───── Extract to read ─────

As mentioned before, Zimmer makes use of the Shepard tone, a musical illusion that sounds like it’s constantly rising in tension. For a film based in suspense, tension and terror, such an illusion has immense effect, the pieces often becoming so filled with energy that’s then released in climactic fashion during the attack sequences.

But even despite the fact that Zimmer strays from typical musicality, he still manages to compose some career best work. In particular, The Oil represents everything utterly magnificent about Zimmer. Like pieces from Interstellar and The Dark KnightThe Oil starts incredibly low in volume and thin in layers. Playing at the climax of the film itself, The Oil builds in layers and volume consistently for six straight minutes, adding literal rise to the illusion of rising, before exploding into its own climax just as the film does. With this, the piece then becomes a serious, overbearing manipulation of the mind and the body, which initially sounds unpleasant, but, when watching the film’s climax, grabs hold of the eyes in ways that the climax couldn’t without the piece and in ways that cinema strives for.

─────

(Task list)
A. In the passage on Zimmer's score, what musical illusion does Zimmer use?
B. Decide whether each statement agrees with the passage on Zimmer's score, answering yes or no and quoting the words that settle it: (i) The Oil plays at the climax of the film. (ii) The Oil builds in layers and volume for ten minutes. (iii) The Oil opens at a high volume with many layers.
C. Resume the passage on Zimmer's score after its final sentence.
The entries after this point are separate material, unrelated to the passage on Zimmer's score.

───── Data entries ─────

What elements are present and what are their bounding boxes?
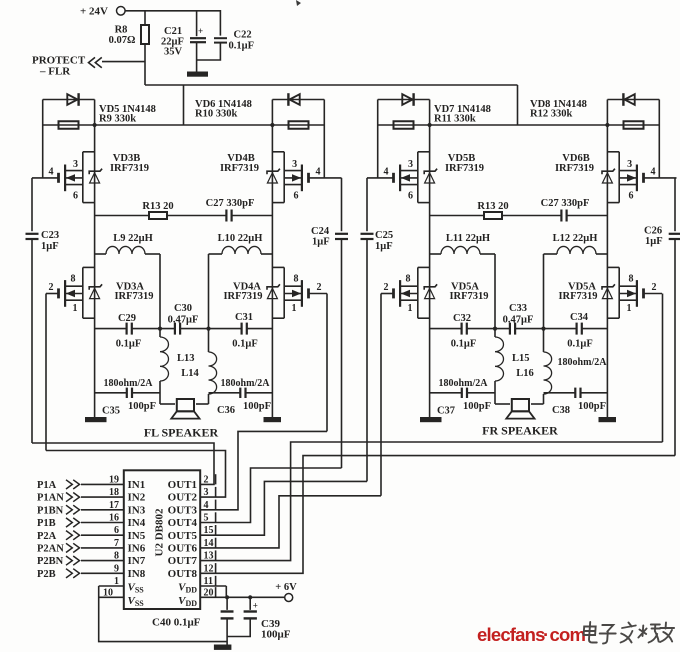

─────
───── Data entries ─────

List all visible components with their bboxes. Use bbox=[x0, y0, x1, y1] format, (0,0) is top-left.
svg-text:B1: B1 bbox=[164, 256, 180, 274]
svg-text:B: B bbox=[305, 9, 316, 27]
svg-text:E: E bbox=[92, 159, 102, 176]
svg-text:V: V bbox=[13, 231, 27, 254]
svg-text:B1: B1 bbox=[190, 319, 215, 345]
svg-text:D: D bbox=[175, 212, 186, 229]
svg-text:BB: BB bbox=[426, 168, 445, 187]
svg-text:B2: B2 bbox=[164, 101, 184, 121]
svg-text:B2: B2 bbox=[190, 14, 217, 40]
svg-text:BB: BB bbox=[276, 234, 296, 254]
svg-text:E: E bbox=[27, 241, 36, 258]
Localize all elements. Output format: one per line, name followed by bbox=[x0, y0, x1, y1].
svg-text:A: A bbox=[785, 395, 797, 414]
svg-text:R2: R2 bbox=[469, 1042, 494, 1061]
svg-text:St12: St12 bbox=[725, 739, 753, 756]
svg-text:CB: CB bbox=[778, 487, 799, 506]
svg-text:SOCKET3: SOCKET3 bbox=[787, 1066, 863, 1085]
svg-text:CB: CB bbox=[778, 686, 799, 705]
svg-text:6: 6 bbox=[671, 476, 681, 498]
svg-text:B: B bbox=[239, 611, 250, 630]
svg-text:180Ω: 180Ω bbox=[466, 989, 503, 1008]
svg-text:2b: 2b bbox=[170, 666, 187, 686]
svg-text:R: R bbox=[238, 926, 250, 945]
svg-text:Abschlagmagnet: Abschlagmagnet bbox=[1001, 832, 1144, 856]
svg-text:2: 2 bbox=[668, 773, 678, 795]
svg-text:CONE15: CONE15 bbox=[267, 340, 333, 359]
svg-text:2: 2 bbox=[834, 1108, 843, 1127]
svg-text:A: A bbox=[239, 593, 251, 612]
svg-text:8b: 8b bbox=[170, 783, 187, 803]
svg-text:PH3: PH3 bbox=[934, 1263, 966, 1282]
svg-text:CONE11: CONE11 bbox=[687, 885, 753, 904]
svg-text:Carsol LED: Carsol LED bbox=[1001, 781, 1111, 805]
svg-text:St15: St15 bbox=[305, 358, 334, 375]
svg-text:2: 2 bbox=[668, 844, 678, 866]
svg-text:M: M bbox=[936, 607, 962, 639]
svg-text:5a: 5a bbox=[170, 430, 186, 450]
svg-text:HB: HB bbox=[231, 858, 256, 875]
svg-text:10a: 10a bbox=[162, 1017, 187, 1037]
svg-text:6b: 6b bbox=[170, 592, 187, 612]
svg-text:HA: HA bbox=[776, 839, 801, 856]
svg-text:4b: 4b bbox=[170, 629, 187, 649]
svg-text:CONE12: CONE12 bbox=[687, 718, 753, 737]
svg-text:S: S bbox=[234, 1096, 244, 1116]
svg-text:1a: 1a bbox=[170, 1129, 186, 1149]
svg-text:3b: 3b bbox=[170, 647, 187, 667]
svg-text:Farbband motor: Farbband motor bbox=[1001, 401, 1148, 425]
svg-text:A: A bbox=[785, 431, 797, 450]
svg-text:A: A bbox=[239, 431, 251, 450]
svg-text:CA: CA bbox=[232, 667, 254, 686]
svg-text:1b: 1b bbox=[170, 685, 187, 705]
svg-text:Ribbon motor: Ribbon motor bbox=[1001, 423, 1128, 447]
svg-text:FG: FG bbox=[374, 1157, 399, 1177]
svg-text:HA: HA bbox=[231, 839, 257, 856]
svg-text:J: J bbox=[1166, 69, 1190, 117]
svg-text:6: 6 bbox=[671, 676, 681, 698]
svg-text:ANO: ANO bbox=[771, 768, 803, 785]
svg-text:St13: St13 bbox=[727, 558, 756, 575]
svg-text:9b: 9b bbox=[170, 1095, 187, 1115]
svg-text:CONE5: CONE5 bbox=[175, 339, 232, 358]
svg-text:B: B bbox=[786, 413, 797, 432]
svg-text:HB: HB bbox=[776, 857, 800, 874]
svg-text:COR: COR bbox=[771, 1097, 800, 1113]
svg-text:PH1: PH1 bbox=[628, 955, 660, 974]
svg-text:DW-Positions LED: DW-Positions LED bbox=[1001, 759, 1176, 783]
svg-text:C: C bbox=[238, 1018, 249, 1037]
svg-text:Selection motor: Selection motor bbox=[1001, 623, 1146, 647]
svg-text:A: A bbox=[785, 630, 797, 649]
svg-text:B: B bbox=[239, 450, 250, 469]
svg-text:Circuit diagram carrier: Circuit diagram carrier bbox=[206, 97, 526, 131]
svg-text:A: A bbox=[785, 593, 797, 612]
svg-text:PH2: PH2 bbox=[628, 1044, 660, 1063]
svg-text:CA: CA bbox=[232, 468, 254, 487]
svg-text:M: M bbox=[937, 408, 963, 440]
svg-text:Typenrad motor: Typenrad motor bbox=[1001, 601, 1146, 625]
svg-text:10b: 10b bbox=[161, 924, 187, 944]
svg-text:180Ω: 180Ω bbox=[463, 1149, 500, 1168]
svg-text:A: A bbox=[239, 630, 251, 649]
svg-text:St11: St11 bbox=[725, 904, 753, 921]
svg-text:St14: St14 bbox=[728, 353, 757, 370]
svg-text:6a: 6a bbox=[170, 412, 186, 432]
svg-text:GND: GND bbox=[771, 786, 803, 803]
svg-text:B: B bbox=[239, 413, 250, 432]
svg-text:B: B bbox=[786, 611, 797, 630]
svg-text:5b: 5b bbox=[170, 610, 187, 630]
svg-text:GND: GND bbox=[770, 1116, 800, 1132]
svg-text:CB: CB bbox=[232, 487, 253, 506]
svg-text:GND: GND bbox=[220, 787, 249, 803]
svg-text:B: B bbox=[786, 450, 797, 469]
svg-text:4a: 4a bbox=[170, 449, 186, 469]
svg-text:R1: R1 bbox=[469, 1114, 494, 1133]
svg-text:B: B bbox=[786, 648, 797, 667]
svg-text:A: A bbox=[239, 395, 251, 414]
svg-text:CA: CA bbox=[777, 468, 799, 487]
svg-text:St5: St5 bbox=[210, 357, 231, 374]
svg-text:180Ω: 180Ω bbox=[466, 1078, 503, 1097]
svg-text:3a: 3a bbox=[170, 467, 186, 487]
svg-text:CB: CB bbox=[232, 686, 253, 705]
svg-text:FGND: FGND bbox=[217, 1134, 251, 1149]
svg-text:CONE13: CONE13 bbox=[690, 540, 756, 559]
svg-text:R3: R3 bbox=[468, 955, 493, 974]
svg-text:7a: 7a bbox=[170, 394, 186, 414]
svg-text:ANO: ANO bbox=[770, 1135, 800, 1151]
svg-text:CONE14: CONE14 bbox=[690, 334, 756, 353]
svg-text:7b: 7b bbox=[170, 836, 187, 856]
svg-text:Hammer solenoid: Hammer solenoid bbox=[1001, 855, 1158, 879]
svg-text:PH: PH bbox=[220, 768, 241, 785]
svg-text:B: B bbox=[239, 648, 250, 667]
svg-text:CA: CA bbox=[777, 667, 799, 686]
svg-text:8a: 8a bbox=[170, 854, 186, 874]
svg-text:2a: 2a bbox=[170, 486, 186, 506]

─────

(The answers)
A. The Shepard tone, which sounds like it is constantly rising in tension.

B.
(i) Yes: "Playing at the climax of the film itself"
(ii) No: "The Oil builds in layers and volume consistently for six straight minutes"
(iii) No: "The Oil starts incredibly low in volume and thin in layers"

C.
And all of this comes without discussion of the film’s most emotional and most musical element: the influence of Edward Elgar’s Nimrod. Portions of it can be heard in Home, beautifully encapsulating the “Dunkirk spirit” as the civilian boats arrive. But none is more moving than Variation 15, a variation on Nimrod composed by Benjamin Wallfisch and produced by Zimmer, which plays at the end of the film. There’s something “unbearably moving” about it, as Christopher Nolan himself says in regard to Nimrod. And the piece does just that. The events at Dunkirk were a “military disaster” as Winston Churchill put it. But there’s “a victory inside this deliverance,” and it is exactly Variation 15 that renders not only the journey of the characters as triumphant, but Zimmer’s score and Dunkirk itself as well.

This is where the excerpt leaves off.